__Exercise details__
Find each line in the following listing that has the string "this", then state the count and nothing else.

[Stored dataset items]
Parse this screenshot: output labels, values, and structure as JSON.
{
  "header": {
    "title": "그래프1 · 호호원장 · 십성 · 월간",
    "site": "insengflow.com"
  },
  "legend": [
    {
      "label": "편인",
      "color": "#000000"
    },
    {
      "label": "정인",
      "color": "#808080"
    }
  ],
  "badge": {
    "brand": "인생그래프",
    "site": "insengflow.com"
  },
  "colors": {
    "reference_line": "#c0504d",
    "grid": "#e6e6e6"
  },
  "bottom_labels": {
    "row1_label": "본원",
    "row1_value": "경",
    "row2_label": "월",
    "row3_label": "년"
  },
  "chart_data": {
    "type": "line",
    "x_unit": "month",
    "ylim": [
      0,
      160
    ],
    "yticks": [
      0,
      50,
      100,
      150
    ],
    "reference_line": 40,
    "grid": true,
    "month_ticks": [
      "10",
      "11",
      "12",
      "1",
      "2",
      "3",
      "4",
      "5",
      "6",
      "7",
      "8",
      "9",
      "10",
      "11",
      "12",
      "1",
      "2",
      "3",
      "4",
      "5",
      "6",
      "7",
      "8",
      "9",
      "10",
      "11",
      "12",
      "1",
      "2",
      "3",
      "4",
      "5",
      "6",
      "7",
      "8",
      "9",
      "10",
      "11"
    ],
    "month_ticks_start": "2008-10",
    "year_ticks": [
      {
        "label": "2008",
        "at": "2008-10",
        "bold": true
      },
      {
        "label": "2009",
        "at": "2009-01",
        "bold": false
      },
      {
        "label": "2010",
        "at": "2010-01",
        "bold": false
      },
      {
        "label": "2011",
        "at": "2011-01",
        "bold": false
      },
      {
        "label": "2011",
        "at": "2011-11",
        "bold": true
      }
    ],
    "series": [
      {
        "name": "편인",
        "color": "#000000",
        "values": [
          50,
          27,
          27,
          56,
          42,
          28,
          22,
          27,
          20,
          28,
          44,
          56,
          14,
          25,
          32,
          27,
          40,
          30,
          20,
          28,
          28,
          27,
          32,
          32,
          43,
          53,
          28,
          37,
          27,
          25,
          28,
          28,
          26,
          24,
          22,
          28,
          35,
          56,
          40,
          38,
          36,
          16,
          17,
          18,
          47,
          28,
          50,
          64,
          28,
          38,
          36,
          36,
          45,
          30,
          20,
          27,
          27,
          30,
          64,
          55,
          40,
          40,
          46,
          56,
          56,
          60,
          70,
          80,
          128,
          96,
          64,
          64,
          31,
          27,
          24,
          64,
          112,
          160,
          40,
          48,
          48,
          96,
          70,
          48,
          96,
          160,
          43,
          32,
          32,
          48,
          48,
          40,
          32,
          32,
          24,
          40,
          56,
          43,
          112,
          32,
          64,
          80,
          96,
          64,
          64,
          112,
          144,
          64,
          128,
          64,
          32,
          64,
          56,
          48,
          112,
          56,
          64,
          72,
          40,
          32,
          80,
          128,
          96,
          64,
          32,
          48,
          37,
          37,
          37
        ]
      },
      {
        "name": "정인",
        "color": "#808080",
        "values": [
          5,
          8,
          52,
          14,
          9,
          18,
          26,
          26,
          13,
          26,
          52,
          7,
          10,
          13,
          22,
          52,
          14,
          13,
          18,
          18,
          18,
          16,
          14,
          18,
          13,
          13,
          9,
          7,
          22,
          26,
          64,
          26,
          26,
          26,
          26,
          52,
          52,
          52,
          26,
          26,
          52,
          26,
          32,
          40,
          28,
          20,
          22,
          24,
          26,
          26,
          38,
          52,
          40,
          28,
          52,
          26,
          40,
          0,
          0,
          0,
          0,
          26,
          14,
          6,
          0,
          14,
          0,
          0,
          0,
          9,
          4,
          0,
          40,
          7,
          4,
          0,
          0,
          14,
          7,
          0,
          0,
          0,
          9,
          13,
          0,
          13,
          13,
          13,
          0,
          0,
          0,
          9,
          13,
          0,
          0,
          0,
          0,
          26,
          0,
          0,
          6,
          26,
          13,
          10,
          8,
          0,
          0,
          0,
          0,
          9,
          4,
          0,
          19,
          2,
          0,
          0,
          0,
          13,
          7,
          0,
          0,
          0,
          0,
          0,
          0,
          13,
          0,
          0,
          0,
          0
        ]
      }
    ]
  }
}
==
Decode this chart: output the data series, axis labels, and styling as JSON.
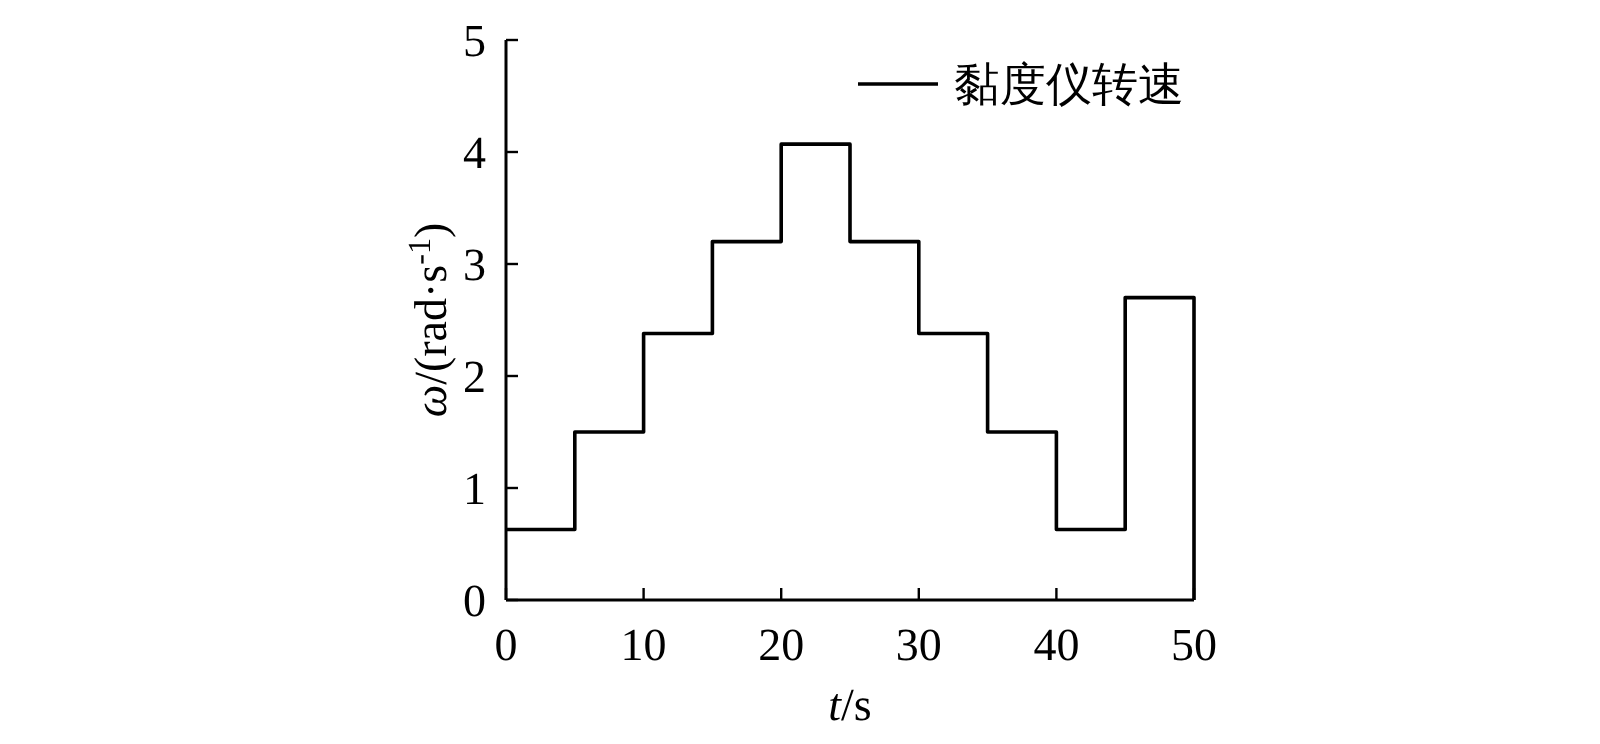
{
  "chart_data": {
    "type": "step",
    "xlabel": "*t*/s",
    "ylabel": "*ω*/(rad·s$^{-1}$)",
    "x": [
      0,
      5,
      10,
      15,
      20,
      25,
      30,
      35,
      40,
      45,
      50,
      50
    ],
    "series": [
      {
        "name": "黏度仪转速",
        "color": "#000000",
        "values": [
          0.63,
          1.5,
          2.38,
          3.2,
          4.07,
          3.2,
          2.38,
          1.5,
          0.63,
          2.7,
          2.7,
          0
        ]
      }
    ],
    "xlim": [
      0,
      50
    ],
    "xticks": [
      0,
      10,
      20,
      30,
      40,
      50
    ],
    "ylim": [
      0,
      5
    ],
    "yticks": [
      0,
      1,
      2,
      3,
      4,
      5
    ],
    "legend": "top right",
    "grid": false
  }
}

__Exercise output__
2